··· Raw data ···
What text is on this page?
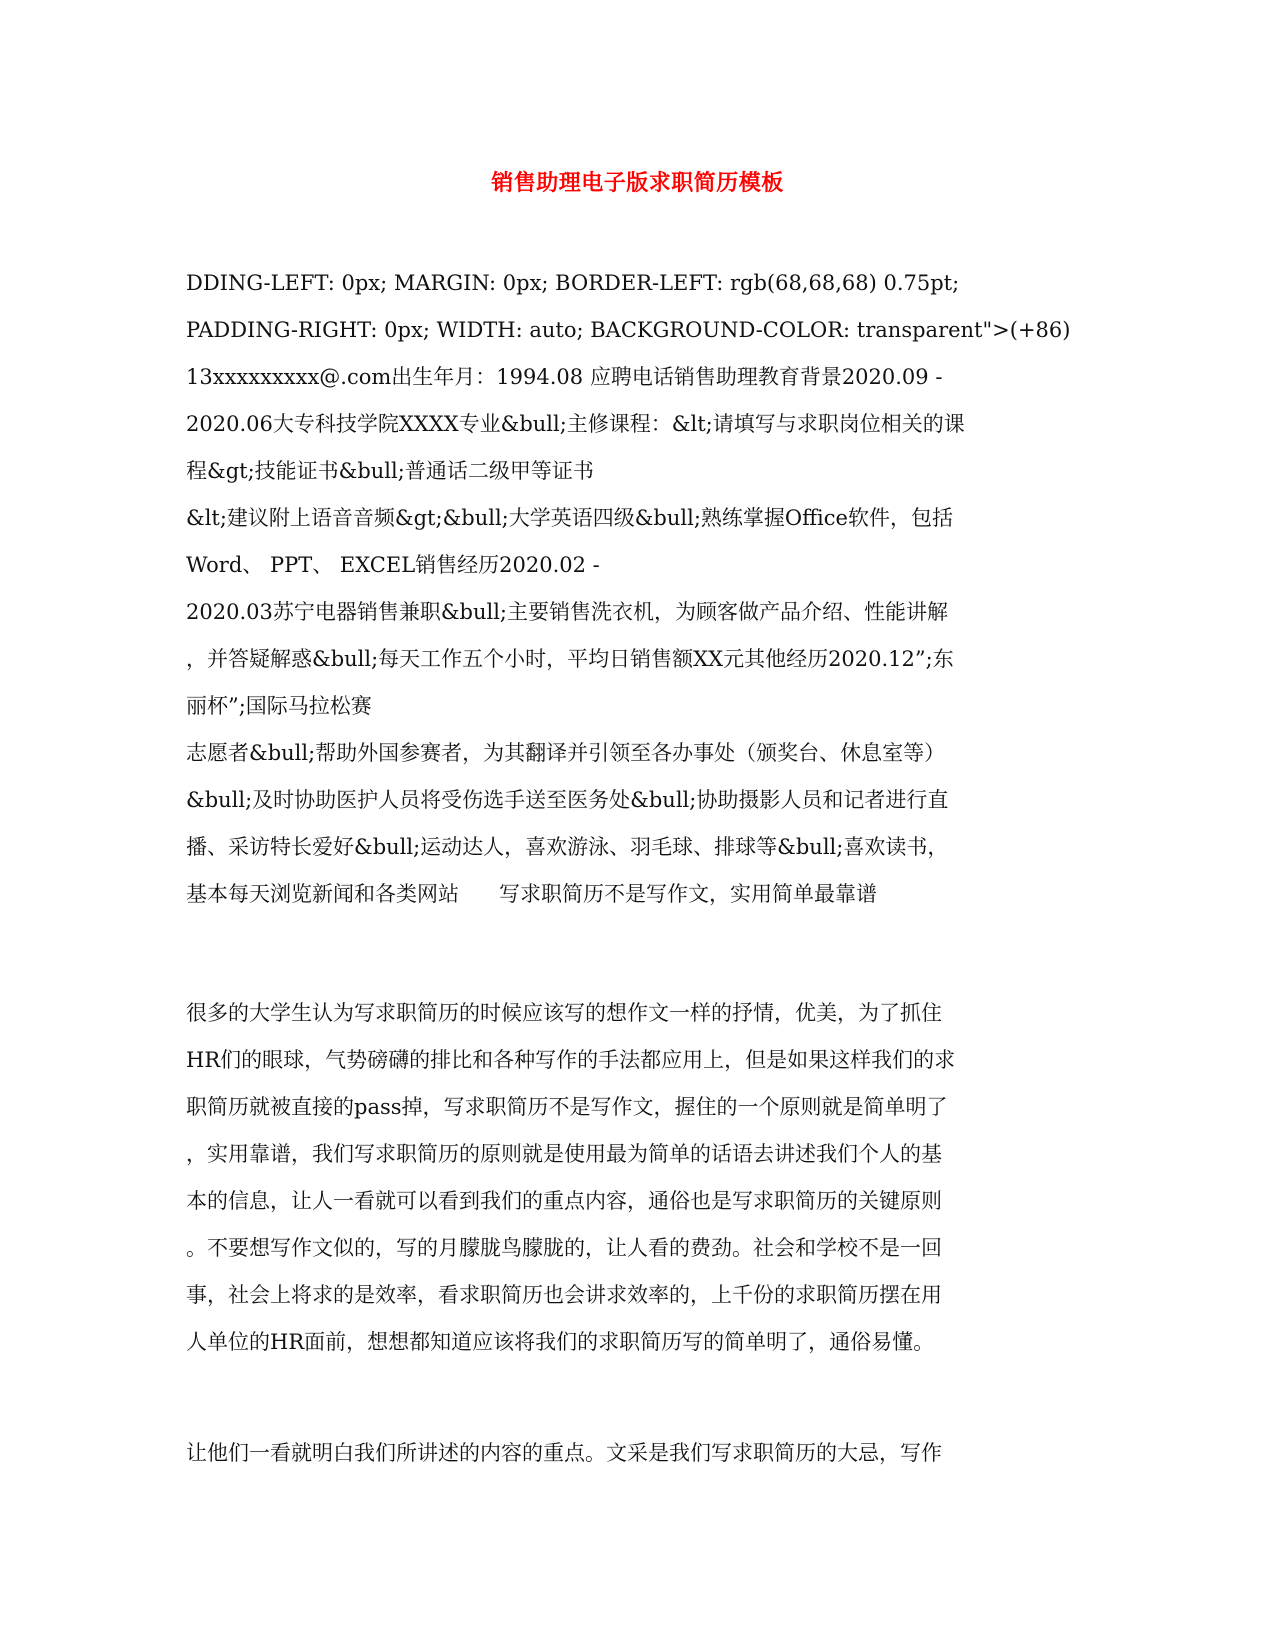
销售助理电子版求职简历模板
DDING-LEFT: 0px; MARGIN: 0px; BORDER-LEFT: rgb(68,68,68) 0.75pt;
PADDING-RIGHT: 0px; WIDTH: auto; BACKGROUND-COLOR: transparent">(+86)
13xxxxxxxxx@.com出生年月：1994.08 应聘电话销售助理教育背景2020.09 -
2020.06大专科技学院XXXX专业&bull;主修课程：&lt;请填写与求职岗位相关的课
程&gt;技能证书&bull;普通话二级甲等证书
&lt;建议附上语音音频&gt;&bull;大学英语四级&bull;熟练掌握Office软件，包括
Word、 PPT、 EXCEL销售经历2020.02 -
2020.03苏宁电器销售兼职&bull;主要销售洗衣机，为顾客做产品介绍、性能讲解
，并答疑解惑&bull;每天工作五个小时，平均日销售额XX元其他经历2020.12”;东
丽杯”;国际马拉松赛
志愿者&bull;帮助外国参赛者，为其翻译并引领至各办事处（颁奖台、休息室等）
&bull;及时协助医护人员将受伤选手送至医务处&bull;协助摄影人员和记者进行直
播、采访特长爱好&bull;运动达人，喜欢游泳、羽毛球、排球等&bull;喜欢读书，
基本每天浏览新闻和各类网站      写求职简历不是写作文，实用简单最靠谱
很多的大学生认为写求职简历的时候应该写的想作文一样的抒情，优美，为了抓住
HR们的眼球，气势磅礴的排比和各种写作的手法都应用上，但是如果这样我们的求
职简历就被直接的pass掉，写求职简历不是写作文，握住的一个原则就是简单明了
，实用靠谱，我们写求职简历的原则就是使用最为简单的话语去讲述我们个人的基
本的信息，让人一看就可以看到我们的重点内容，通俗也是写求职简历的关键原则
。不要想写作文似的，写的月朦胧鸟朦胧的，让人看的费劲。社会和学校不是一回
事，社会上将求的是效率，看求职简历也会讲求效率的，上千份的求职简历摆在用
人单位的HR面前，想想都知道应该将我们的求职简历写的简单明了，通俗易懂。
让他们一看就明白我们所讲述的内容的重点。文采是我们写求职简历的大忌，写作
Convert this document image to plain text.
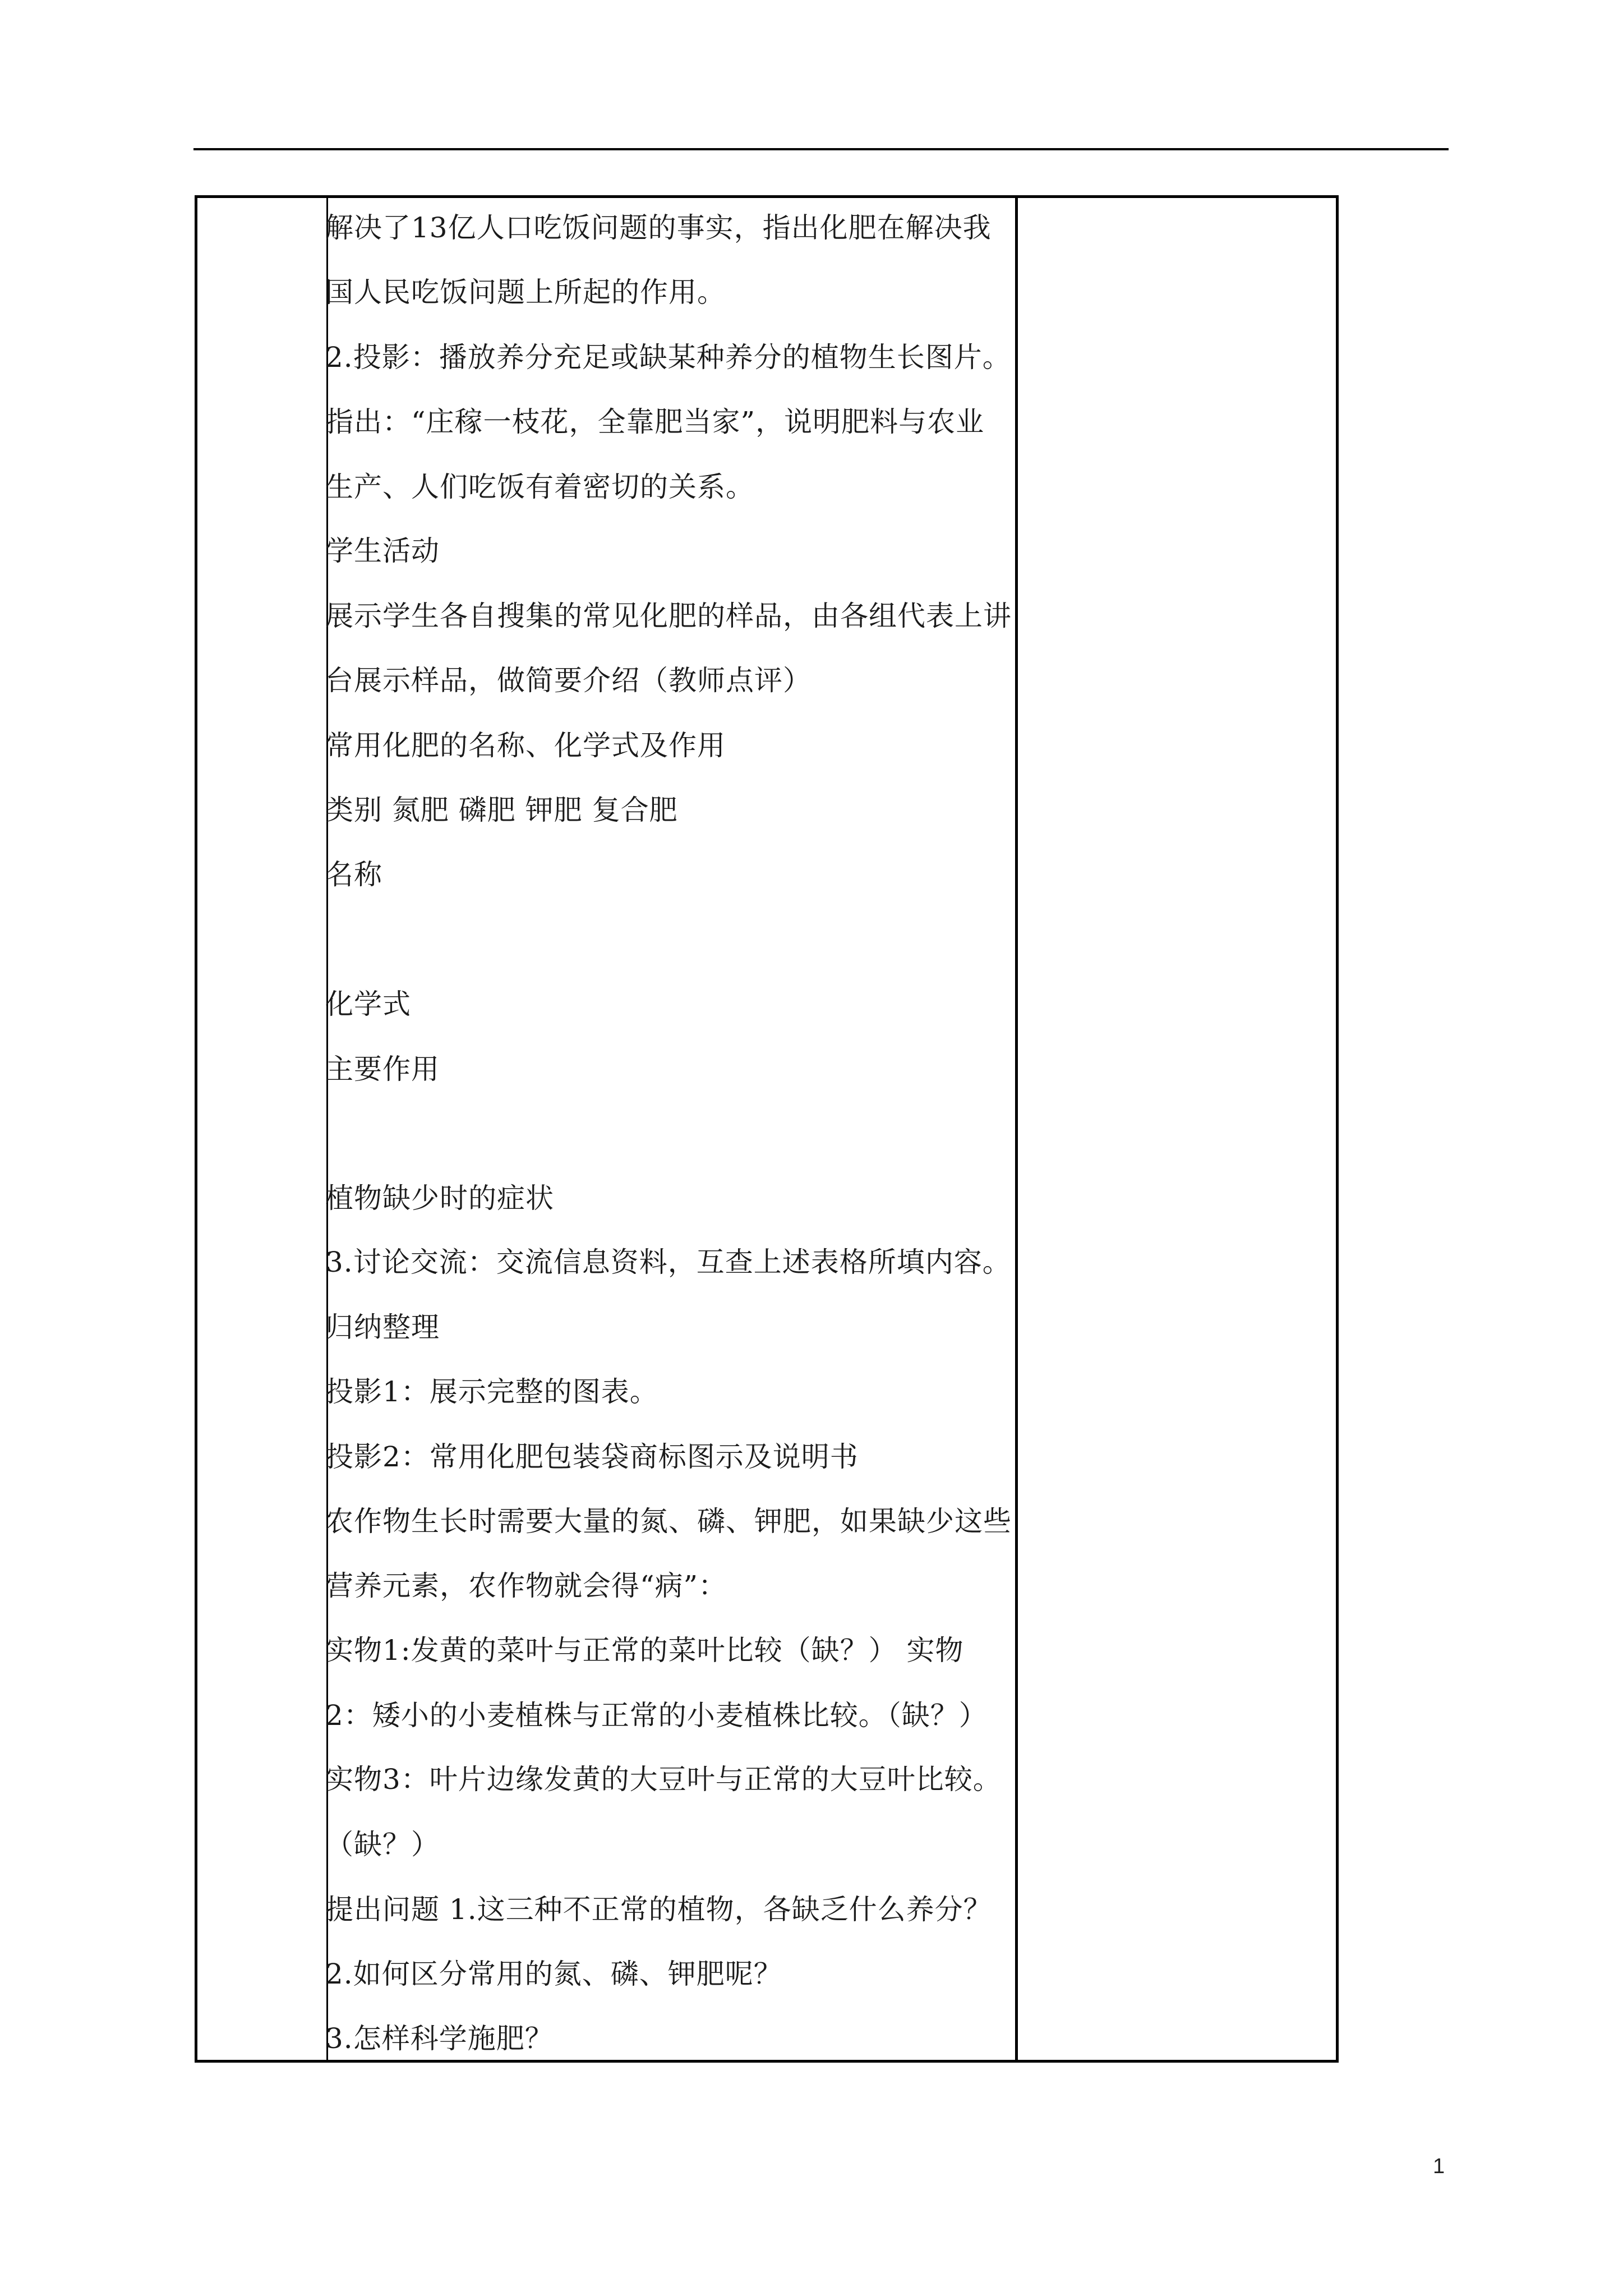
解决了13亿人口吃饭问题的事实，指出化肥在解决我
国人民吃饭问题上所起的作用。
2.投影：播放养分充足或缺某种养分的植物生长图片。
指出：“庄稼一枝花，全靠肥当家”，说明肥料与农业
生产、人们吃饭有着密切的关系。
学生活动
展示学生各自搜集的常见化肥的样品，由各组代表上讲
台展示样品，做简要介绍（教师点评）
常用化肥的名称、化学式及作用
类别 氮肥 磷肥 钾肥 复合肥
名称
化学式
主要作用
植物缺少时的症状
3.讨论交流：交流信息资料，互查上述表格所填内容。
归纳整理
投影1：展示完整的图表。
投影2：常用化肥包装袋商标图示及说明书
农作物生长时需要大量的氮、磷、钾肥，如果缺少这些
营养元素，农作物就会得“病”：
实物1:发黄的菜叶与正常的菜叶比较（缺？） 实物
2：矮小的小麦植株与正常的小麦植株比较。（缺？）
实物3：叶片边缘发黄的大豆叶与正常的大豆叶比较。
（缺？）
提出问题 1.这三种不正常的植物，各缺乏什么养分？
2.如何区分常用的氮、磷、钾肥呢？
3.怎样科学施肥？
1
···
• _Goal_
Without the pictures, restate all the entries above exactly.

• _The answer_
What text is on this page?
销售助理电子版求职简历模板
DDING-LEFT: 0px; MARGIN: 0px; BORDER-LEFT: rgb(68,68,68) 0.75pt;
PADDING-RIGHT: 0px; WIDTH: auto; BACKGROUND-COLOR: transparent">(+86)
13xxxxxxxxx@.com出生年月：1994.08 应聘电话销售助理教育背景2020.09 -
2020.06大专科技学院XXXX专业&bull;主修课程：&lt;请填写与求职岗位相关的课
程&gt;技能证书&bull;普通话二级甲等证书
&lt;建议附上语音音频&gt;&bull;大学英语四级&bull;熟练掌握Office软件，包括
Word、 PPT、 EXCEL销售经历2020.02 -
2020.03苏宁电器销售兼职&bull;主要销售洗衣机，为顾客做产品介绍、性能讲解
，并答疑解惑&bull;每天工作五个小时，平均日销售额XX元其他经历2020.12”;东
丽杯”;国际马拉松赛
志愿者&bull;帮助外国参赛者，为其翻译并引领至各办事处（颁奖台、休息室等）
&bull;及时协助医护人员将受伤选手送至医务处&bull;协助摄影人员和记者进行直
播、采访特长爱好&bull;运动达人，喜欢游泳、羽毛球、排球等&bull;喜欢读书，
基本每天浏览新闻和各类网站      写求职简历不是写作文，实用简单最靠谱
很多的大学生认为写求职简历的时候应该写的想作文一样的抒情，优美，为了抓住
HR们的眼球，气势磅礴的排比和各种写作的手法都应用上，但是如果这样我们的求
职简历就被直接的pass掉，写求职简历不是写作文，握住的一个原则就是简单明了
，实用靠谱，我们写求职简历的原则就是使用最为简单的话语去讲述我们个人的基
本的信息，让人一看就可以看到我们的重点内容，通俗也是写求职简历的关键原则
。不要想写作文似的，写的月朦胧鸟朦胧的，让人看的费劲。社会和学校不是一回
事，社会上将求的是效率，看求职简历也会讲求效率的，上千份的求职简历摆在用
人单位的HR面前，想想都知道应该将我们的求职简历写的简单明了，通俗易懂。
让他们一看就明白我们所讲述的内容的重点。文采是我们写求职简历的大忌，写作
Convert this document image to plain text.
解决了13亿人口吃饭问题的事实，指出化肥在解决我
国人民吃饭问题上所起的作用。
2.投影：播放养分充足或缺某种养分的植物生长图片。
指出：“庄稼一枝花，全靠肥当家”，说明肥料与农业
生产、人们吃饭有着密切的关系。
学生活动
展示学生各自搜集的常见化肥的样品，由各组代表上讲
台展示样品，做简要介绍（教师点评）
常用化肥的名称、化学式及作用
类别 氮肥 磷肥 钾肥 复合肥
名称
化学式
主要作用
植物缺少时的症状
3.讨论交流：交流信息资料，互查上述表格所填内容。
归纳整理
投影1：展示完整的图表。
投影2：常用化肥包装袋商标图示及说明书
农作物生长时需要大量的氮、磷、钾肥，如果缺少这些
营养元素，农作物就会得“病”：
实物1:发黄的菜叶与正常的菜叶比较（缺？） 实物
2：矮小的小麦植株与正常的小麦植株比较。（缺？）
实物3：叶片边缘发黄的大豆叶与正常的大豆叶比较。
（缺？）
提出问题 1.这三种不正常的植物，各缺乏什么养分？
2.如何区分常用的氮、磷、钾肥呢？
3.怎样科学施肥？
1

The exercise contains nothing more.